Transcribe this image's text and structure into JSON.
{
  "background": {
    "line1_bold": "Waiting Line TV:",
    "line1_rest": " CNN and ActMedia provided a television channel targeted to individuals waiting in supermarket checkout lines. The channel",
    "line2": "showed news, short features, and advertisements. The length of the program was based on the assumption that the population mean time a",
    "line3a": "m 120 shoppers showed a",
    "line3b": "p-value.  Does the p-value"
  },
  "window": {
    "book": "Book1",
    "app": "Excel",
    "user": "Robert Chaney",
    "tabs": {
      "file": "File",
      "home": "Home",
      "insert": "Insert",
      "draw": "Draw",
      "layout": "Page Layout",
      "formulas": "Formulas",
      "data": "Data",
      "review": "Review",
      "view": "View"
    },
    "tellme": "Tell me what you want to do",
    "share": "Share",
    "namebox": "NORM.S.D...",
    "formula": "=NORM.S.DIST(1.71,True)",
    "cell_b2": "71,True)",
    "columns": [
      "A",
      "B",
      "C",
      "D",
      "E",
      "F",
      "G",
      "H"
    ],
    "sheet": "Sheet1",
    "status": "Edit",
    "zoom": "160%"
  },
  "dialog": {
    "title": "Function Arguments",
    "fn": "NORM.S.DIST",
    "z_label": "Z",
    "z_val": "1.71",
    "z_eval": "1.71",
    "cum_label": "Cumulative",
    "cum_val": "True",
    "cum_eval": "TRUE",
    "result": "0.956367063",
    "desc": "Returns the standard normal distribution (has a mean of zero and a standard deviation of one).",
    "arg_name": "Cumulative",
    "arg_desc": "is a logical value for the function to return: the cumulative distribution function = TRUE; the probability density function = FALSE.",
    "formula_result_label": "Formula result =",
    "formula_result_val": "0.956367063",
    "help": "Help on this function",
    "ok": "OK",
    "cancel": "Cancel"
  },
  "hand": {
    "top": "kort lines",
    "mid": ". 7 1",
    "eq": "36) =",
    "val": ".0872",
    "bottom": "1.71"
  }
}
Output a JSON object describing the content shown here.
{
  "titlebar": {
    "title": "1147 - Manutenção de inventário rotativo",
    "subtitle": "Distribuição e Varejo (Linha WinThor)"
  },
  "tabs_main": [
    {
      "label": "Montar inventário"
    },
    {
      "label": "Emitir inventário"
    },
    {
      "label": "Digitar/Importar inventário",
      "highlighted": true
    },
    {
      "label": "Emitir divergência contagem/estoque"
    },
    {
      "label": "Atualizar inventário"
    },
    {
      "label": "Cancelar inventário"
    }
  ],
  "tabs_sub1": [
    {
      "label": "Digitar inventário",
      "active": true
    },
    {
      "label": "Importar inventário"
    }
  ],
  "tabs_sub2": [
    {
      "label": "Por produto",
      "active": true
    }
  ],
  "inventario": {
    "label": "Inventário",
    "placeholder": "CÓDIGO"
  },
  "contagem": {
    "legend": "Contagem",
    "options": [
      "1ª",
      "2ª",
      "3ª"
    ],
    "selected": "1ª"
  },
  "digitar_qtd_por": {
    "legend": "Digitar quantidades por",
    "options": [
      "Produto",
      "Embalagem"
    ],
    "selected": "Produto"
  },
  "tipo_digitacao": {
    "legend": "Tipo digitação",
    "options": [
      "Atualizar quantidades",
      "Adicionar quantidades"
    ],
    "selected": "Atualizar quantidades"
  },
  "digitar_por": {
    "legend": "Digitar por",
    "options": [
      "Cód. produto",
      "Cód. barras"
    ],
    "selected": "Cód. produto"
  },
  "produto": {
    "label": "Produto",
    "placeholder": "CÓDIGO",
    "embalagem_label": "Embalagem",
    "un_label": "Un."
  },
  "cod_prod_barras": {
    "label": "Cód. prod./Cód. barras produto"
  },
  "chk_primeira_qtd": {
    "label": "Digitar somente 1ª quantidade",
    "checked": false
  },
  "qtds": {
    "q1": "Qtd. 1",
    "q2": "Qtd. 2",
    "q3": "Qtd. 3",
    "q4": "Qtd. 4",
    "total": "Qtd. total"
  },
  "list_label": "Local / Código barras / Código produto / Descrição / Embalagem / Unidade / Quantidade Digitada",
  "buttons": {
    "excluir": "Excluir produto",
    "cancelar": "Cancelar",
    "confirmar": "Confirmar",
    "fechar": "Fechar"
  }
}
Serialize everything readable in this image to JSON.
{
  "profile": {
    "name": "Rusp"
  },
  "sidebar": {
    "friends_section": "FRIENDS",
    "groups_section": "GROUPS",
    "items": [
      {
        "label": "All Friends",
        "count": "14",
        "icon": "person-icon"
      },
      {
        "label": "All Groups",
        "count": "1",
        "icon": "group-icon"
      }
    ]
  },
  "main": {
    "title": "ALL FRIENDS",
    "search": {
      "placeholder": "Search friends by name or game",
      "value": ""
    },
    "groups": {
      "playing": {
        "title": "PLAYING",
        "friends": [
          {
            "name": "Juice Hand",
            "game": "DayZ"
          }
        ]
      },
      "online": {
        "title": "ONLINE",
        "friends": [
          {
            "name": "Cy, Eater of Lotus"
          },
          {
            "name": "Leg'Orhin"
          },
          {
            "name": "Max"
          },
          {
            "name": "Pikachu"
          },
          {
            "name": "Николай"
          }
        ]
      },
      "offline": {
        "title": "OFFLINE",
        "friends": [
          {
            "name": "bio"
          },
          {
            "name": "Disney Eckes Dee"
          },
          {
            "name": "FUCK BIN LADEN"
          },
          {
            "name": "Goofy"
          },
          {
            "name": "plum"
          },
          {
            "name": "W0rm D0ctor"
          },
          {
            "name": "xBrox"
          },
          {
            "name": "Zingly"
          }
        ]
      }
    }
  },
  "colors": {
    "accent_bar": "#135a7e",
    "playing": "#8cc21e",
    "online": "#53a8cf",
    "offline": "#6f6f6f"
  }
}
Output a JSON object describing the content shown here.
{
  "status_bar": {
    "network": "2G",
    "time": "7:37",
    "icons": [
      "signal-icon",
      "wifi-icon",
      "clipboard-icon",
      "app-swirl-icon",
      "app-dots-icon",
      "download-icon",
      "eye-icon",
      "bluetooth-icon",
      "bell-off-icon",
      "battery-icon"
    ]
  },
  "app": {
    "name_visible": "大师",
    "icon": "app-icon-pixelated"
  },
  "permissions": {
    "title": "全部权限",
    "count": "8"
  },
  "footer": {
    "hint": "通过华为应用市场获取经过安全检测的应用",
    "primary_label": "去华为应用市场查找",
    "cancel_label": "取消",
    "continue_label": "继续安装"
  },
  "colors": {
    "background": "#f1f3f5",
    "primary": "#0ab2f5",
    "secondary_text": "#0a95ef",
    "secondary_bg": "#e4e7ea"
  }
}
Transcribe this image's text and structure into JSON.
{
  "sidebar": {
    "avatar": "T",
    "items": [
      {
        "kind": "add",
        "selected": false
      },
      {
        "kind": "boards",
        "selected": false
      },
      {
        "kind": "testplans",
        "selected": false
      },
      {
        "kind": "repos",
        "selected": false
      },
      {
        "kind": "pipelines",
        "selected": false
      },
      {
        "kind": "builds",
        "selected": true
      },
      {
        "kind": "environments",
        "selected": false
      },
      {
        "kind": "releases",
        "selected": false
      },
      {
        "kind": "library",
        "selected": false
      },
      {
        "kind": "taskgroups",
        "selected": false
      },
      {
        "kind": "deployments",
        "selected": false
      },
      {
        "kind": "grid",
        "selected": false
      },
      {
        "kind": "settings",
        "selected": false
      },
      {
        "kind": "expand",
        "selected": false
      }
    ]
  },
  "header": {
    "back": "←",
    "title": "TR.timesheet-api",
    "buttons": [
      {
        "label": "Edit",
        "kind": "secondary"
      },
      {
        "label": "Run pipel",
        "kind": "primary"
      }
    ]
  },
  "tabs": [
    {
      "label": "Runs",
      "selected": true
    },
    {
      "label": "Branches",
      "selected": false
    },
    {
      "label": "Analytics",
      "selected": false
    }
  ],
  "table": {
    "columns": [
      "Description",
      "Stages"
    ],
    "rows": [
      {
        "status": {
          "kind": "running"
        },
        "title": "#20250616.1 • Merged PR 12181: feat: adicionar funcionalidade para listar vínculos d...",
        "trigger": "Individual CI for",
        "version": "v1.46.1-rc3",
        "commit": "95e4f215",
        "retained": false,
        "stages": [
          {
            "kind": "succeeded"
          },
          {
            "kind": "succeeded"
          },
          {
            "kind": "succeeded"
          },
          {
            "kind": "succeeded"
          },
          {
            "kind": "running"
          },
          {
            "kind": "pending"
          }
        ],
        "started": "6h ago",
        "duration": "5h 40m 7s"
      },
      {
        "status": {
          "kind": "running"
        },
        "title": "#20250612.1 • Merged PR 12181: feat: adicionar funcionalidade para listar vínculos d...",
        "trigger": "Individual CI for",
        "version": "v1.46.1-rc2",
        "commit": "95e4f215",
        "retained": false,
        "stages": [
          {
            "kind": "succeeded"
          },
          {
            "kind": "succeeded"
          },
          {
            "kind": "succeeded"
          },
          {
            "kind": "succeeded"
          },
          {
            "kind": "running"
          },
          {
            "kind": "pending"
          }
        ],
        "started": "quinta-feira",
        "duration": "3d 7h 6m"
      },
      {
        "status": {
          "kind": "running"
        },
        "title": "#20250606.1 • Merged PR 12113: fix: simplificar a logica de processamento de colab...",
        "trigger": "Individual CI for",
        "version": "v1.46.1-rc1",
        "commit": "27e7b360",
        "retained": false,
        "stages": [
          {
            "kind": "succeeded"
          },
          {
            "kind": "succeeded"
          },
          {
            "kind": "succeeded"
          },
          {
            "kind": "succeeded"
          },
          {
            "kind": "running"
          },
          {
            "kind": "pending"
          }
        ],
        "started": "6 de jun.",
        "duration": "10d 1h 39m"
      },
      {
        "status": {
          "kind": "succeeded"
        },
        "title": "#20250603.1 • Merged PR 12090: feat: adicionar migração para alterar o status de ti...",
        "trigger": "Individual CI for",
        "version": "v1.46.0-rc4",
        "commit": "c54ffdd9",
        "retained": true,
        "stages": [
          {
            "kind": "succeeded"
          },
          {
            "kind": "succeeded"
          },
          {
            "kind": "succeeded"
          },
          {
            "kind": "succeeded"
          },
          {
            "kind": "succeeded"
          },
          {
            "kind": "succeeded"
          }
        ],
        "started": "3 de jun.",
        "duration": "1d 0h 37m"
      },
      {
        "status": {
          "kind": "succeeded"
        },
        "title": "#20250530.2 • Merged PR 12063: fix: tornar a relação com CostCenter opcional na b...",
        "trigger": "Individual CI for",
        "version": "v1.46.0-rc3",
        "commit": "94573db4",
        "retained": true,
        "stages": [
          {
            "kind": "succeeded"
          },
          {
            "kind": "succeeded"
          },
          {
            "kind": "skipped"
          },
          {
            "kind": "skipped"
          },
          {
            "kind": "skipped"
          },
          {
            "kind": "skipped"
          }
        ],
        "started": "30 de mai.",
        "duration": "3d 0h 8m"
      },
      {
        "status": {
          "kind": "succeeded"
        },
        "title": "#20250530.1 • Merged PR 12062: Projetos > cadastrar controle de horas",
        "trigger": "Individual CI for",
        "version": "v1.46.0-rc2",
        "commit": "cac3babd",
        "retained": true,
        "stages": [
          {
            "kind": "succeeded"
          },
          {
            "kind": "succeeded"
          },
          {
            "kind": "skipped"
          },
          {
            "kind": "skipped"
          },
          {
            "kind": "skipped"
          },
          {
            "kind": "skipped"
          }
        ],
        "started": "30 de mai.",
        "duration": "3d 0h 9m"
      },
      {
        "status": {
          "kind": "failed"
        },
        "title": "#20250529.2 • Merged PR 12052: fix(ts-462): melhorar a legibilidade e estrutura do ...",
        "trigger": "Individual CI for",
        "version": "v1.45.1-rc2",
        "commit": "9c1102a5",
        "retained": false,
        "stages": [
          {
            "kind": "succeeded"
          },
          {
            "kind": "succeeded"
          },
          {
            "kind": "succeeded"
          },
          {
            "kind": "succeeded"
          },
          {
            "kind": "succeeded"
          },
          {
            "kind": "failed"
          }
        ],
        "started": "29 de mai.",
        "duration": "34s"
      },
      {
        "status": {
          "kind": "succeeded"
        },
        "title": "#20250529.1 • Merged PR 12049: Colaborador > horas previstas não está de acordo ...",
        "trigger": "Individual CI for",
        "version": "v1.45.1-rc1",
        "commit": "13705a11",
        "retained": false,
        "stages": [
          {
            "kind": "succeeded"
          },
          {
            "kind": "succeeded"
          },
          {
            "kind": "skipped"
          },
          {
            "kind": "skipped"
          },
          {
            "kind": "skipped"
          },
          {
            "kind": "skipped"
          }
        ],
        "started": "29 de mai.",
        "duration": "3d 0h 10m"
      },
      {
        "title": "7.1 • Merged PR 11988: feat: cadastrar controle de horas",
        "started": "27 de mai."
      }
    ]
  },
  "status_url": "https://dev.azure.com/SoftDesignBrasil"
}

# TASK DETAILS:
In the records above, find each line with the word "legend" and copy it.

# RESULT OF THE EXERCISE:
    "legend": "Contagem",
    "legend": "Digitar quantidades por",
    "legend": "Tipo digitação",
    "legend": "Digitar por",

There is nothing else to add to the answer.